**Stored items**
━━━━━━━━
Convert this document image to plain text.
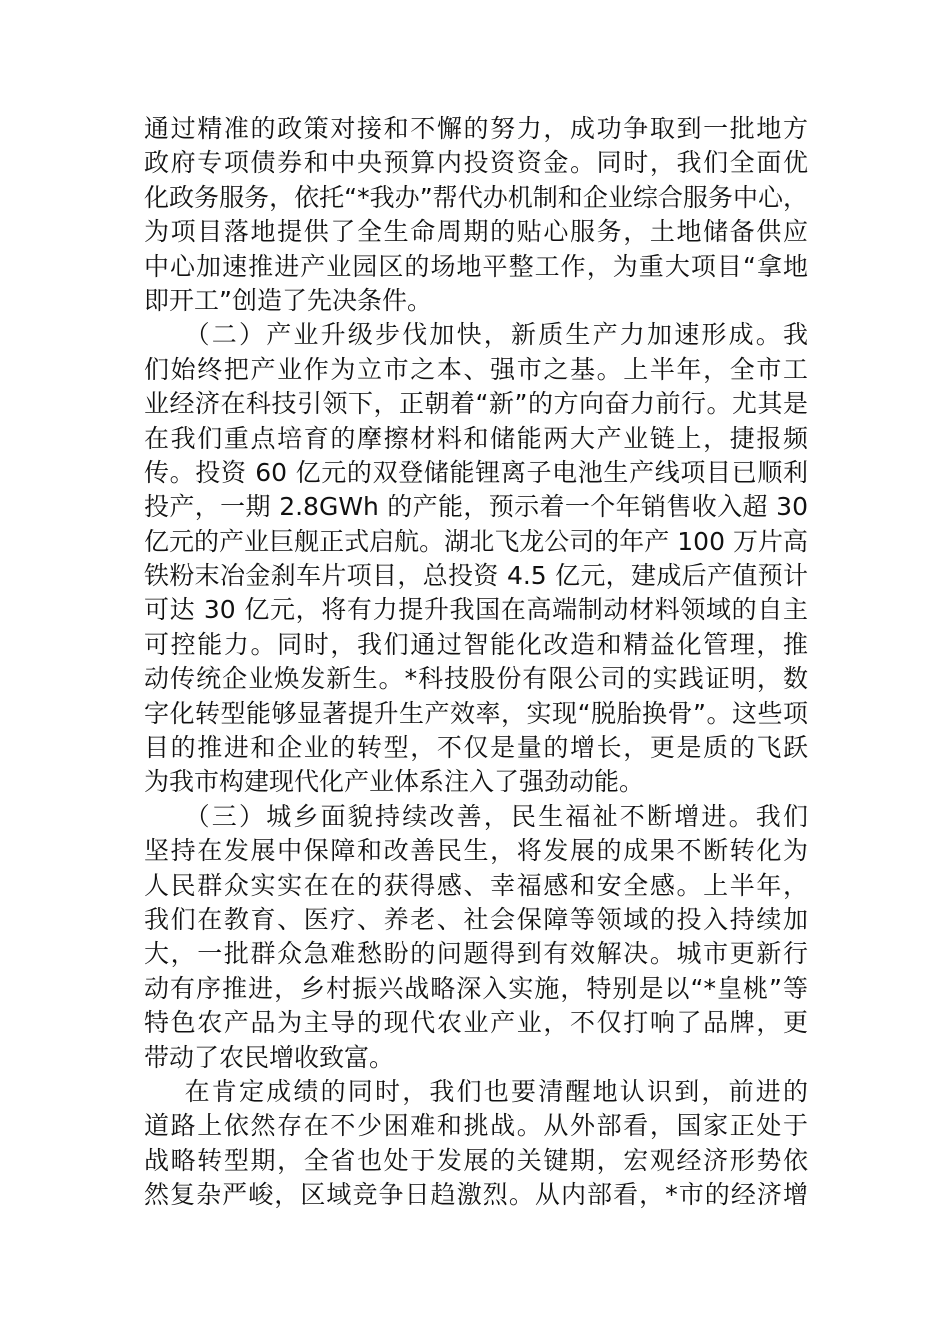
通过精准的政策对接和不懈的努力，成功争取到一批地方
政府专项债券和中央预算内投资资金。同时，我们全面优
化政务服务，依托“*我办”帮代办机制和企业综合服务中心，
为项目落地提供了全生命周期的贴心服务，土地储备供应
中心加速推进产业园区的场地平整工作，为重大项目“拿地
即开工”创造了先决条件。
（二）产业升级步伐加快，新质生产力加速形成。我
们始终把产业作为立市之本、强市之基。上半年，全市工
业经济在科技引领下，正朝着“新”的方向奋力前行。尤其是
在我们重点培育的摩擦材料和储能两大产业链上，捷报频
传。投资 60 亿元的双登储能锂离子电池生产线项目已顺利
投产，一期 2.8GWh 的产能，预示着一个年销售收入超 30
亿元的产业巨舰正式启航。湖北飞龙公司的年产 100 万片高
铁粉末冶金刹车片项目，总投资 4.5 亿元，建成后产值预计
可达 30 亿元，将有力提升我国在高端制动材料领域的自主
可控能力。同时，我们通过智能化改造和精益化管理，推
动传统企业焕发新生。*科技股份有限公司的实践证明，数
字化转型能够显著提升生产效率，实现“脱胎换骨”。这些项
目的推进和企业的转型，不仅是量的增长，更是质的飞跃
为我市构建现代化产业体系注入了强劲动能。
（三）城乡面貌持续改善，民生福祉不断增进。我们
坚持在发展中保障和改善民生，将发展的成果不断转化为
人民群众实实在在的获得感、幸福感和安全感。上半年，
我们在教育、医疗、养老、社会保障等领域的投入持续加
大，一批群众急难愁盼的问题得到有效解决。城市更新行
动有序推进，乡村振兴战略深入实施，特别是以“*皇桃”等
特色农产品为主导的现代农业产业，不仅打响了品牌，更
带动了农民增收致富。
在肯定成绩的同时，我们也要清醒地认识到，前进的
道路上依然存在不少困难和挑战。从外部看，国家正处于
战略转型期，全省也处于发展的关键期，宏观经济形势依
然复杂严峻，区域竞争日趋激烈。从内部看，*市的经济增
━━━━━━━━
**Task requirements**
Transcribe the records word for word and include no pictures.

**Output for this exercise**
Convert this document image to plain text.
通过精准的政策对接和不懈的努力，成功争取到一批地方
政府专项债券和中央预算内投资资金。同时，我们全面优
化政务服务，依托“*我办”帮代办机制和企业综合服务中心，
为项目落地提供了全生命周期的贴心服务，土地储备供应
中心加速推进产业园区的场地平整工作，为重大项目“拿地
即开工”创造了先决条件。
（二）产业升级步伐加快，新质生产力加速形成。我
们始终把产业作为立市之本、强市之基。上半年，全市工
业经济在科技引领下，正朝着“新”的方向奋力前行。尤其是
在我们重点培育的摩擦材料和储能两大产业链上，捷报频
传。投资 60 亿元的双登储能锂离子电池生产线项目已顺利
投产，一期 2.8GWh 的产能，预示着一个年销售收入超 30
亿元的产业巨舰正式启航。湖北飞龙公司的年产 100 万片高
铁粉末冶金刹车片项目，总投资 4.5 亿元，建成后产值预计
可达 30 亿元，将有力提升我国在高端制动材料领域的自主
可控能力。同时，我们通过智能化改造和精益化管理，推
动传统企业焕发新生。*科技股份有限公司的实践证明，数
字化转型能够显著提升生产效率，实现“脱胎换骨”。这些项
目的推进和企业的转型，不仅是量的增长，更是质的飞跃
为我市构建现代化产业体系注入了强劲动能。
（三）城乡面貌持续改善，民生福祉不断增进。我们
坚持在发展中保障和改善民生，将发展的成果不断转化为
人民群众实实在在的获得感、幸福感和安全感。上半年，
我们在教育、医疗、养老、社会保障等领域的投入持续加
大，一批群众急难愁盼的问题得到有效解决。城市更新行
动有序推进，乡村振兴战略深入实施，特别是以“*皇桃”等
特色农产品为主导的现代农业产业，不仅打响了品牌，更
带动了农民增收致富。
在肯定成绩的同时，我们也要清醒地认识到，前进的
道路上依然存在不少困难和挑战。从外部看，国家正处于
战略转型期，全省也处于发展的关键期，宏观经济形势依
然复杂严峻，区域竞争日趋激烈。从内部看，*市的经济增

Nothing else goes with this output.